*Instruction*.
Select from the data all lines with the word "legend".

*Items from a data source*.
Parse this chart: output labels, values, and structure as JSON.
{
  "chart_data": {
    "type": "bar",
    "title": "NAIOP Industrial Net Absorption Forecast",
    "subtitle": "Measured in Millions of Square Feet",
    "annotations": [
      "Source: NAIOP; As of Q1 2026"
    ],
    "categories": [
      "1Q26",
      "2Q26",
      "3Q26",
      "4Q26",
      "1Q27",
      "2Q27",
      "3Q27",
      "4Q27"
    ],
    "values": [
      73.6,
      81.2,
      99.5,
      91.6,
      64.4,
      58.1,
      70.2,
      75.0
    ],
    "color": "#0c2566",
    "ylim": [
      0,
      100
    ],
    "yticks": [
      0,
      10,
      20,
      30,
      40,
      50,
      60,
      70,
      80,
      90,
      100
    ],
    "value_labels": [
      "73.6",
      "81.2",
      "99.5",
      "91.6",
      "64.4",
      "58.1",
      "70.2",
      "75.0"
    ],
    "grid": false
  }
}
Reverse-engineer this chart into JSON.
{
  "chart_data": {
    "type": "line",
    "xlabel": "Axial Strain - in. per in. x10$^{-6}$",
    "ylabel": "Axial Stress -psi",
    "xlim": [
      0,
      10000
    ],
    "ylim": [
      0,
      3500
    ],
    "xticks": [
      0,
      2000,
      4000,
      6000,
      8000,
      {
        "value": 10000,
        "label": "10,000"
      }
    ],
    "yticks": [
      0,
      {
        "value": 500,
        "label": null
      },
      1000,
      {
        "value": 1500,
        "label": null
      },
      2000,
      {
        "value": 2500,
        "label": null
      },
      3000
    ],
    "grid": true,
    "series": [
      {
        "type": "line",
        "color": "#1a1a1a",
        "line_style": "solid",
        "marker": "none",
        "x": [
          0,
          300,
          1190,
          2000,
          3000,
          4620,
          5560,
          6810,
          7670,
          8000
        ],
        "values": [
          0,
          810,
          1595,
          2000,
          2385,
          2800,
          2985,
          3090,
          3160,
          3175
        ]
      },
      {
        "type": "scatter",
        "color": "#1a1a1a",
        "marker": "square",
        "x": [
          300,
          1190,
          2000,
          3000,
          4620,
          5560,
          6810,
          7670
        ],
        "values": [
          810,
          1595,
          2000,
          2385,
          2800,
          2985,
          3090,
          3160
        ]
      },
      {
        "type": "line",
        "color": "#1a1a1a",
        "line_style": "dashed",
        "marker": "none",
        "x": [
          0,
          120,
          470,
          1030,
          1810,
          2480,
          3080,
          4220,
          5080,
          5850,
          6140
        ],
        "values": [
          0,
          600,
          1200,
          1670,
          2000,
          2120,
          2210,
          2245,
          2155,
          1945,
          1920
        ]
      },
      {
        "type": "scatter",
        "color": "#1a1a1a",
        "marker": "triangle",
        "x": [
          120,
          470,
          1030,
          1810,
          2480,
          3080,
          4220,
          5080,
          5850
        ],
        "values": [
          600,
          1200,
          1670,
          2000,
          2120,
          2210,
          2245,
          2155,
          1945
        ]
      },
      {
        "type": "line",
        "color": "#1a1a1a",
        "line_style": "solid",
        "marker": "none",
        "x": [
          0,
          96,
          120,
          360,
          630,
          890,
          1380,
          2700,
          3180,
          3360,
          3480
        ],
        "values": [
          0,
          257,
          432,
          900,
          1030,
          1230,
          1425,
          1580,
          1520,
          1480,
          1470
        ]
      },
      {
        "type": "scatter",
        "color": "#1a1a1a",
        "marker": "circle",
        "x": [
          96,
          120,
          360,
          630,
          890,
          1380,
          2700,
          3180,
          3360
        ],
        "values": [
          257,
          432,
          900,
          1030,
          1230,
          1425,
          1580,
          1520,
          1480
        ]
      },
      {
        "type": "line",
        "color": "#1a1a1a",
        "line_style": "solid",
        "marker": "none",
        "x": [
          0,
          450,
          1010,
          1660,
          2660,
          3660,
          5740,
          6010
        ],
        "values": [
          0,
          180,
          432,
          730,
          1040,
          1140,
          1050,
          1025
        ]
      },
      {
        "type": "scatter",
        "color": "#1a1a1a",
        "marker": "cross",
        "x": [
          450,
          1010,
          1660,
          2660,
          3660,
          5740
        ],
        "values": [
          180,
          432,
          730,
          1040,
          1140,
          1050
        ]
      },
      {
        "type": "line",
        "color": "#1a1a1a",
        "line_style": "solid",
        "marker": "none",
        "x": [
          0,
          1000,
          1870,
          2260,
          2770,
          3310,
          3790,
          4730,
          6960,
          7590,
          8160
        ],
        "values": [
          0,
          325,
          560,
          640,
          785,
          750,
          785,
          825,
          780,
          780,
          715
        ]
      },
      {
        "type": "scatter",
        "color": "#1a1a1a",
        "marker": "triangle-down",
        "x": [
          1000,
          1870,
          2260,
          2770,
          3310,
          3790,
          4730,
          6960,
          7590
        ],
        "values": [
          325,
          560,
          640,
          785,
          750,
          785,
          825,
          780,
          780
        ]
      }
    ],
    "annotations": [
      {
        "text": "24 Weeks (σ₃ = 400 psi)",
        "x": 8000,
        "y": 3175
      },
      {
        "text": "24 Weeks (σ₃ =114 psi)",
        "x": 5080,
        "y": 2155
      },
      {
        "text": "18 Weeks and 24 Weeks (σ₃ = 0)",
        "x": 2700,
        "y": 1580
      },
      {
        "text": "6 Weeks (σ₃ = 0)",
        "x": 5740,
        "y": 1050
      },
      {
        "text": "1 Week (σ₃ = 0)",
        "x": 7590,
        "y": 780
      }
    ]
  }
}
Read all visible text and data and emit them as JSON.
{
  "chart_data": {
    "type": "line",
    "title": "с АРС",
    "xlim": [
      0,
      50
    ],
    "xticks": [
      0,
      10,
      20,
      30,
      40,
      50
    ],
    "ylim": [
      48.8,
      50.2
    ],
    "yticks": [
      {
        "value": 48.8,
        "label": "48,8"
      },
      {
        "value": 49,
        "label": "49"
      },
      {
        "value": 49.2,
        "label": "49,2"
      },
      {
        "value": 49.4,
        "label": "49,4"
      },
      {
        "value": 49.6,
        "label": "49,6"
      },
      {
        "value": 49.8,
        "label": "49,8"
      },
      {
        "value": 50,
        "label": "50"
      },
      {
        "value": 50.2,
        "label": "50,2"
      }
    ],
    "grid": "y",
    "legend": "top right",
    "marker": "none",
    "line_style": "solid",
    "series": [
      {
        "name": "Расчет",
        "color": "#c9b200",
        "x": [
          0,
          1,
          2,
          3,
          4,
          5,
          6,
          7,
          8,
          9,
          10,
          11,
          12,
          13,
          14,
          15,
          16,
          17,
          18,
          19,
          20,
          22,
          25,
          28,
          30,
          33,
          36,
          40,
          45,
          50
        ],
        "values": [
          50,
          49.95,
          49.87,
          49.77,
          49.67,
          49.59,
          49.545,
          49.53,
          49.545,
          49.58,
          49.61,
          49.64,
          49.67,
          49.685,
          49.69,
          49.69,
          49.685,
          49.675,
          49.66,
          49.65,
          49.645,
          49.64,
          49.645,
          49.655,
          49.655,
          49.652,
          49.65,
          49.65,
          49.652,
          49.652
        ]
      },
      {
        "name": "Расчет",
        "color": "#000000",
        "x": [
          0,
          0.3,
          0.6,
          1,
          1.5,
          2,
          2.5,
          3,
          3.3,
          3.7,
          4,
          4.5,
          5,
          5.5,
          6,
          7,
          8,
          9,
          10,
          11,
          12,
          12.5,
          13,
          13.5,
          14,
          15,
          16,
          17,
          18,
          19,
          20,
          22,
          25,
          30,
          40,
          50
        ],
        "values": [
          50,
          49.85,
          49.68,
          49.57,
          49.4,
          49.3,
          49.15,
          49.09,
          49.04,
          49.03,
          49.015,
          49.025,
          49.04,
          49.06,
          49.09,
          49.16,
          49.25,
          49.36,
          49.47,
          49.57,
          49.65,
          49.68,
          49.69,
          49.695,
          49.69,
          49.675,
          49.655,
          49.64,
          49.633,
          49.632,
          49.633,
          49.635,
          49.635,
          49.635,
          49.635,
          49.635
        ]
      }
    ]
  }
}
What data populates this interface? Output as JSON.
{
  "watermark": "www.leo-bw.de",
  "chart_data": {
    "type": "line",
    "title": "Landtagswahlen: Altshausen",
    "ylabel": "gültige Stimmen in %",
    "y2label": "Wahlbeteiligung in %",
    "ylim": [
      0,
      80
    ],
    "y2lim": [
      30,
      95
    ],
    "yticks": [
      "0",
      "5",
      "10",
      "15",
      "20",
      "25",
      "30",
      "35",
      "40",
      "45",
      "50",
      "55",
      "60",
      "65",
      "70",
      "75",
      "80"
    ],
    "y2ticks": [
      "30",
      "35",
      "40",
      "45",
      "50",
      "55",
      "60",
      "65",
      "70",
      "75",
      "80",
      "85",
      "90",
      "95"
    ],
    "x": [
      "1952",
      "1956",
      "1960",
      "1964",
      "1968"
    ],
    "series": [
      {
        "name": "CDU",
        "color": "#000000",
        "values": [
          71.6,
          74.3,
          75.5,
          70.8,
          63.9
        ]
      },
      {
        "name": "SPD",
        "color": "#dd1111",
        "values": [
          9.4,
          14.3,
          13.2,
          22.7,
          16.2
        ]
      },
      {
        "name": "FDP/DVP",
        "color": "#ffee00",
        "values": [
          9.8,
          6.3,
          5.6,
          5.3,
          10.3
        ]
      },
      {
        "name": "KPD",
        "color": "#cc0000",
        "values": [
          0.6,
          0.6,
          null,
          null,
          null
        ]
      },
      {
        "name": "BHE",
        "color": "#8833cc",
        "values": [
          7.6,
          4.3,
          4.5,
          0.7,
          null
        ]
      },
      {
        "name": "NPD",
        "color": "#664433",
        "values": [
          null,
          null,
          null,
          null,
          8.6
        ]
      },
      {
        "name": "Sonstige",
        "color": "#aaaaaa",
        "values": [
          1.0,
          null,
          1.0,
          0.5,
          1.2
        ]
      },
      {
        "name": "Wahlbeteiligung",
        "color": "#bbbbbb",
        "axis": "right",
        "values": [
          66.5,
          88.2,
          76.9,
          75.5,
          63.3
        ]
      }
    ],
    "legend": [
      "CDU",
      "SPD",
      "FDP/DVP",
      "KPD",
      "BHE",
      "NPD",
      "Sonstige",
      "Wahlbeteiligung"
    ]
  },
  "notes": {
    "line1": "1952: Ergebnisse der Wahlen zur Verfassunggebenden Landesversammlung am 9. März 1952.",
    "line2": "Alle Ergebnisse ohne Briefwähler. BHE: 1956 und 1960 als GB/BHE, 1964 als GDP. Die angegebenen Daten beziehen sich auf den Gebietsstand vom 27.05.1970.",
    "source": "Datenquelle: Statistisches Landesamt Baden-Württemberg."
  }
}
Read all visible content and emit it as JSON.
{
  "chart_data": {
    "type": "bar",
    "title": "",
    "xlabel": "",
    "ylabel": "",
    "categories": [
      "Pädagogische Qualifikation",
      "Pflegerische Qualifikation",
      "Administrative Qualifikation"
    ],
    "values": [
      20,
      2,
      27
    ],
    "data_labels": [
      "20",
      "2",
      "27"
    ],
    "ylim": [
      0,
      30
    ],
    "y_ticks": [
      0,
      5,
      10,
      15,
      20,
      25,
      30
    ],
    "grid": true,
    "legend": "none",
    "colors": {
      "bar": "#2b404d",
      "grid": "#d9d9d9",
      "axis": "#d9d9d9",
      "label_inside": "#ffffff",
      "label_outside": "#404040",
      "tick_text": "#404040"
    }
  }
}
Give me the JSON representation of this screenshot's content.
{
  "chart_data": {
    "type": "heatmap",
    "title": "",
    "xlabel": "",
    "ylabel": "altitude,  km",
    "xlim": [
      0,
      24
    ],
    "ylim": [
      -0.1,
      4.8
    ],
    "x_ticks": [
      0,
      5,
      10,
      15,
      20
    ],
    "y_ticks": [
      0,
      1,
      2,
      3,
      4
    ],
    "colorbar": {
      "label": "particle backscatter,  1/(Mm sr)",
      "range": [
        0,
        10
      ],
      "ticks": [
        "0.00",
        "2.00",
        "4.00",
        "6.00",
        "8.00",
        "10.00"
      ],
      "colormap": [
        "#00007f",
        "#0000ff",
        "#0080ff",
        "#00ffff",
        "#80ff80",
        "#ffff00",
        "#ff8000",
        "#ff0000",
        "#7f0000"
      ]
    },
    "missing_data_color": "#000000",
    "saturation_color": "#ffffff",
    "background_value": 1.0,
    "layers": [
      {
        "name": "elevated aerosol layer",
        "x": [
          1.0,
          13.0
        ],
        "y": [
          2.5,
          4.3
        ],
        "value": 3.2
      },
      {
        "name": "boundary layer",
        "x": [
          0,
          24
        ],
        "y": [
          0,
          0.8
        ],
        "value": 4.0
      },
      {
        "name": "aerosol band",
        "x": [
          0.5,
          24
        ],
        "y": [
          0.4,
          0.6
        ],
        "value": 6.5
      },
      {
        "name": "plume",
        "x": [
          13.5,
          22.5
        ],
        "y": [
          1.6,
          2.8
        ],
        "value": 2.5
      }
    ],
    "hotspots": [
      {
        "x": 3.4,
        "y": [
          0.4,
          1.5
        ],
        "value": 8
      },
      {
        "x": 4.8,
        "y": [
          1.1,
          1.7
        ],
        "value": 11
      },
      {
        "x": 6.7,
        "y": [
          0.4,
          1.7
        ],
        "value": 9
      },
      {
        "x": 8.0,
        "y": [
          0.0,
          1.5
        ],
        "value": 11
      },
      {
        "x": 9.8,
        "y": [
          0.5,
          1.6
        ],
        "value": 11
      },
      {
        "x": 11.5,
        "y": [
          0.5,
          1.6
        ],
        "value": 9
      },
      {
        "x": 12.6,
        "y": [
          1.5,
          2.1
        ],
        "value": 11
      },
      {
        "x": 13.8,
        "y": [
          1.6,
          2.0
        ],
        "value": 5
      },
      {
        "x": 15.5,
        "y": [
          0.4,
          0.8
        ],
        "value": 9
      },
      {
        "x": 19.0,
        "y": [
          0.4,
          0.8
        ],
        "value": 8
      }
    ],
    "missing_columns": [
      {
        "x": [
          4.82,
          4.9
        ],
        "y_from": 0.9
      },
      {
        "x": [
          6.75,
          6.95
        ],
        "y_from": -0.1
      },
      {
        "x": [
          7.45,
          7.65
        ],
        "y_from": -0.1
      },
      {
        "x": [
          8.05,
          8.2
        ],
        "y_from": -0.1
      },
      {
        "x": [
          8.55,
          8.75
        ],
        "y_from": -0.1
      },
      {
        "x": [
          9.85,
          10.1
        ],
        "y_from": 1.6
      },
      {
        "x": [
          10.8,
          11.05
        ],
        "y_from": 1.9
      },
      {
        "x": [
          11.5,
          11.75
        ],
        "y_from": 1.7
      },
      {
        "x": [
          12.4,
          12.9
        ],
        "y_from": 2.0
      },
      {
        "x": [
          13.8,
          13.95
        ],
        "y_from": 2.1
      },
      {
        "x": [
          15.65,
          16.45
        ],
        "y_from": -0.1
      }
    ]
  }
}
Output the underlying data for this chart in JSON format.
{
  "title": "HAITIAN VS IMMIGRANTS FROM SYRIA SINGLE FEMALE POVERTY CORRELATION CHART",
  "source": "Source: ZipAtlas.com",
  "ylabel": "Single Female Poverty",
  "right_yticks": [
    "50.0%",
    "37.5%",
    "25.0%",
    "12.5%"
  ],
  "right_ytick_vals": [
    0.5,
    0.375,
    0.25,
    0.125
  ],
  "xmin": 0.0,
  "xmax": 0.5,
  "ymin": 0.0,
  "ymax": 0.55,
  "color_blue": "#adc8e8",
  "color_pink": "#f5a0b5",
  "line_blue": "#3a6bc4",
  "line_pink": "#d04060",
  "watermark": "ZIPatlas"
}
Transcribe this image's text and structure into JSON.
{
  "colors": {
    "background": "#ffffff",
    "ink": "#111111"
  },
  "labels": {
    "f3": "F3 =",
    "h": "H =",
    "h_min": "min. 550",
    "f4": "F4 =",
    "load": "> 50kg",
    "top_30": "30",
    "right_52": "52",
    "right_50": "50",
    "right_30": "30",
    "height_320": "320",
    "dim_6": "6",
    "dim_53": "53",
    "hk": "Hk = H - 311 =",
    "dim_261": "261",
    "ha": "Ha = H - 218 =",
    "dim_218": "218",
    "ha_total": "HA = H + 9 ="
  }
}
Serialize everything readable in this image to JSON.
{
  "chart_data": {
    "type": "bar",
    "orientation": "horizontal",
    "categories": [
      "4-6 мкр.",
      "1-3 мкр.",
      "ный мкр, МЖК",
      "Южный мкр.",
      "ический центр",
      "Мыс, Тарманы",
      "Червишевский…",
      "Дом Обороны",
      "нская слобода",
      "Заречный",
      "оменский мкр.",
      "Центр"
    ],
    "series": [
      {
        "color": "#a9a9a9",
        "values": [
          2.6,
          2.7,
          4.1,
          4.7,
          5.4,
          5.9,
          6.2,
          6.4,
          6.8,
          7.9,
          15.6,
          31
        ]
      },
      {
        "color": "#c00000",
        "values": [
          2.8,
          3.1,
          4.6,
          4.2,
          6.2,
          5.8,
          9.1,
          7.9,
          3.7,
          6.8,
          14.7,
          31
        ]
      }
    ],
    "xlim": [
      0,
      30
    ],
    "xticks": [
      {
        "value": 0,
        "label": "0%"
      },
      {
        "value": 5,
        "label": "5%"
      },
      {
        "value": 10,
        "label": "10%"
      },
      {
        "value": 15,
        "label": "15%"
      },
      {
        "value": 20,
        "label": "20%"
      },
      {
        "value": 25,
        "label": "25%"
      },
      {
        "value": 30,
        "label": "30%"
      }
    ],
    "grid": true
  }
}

*Exercise result*.
    "legend": "top right",
    "legend": [
    "legend": "none",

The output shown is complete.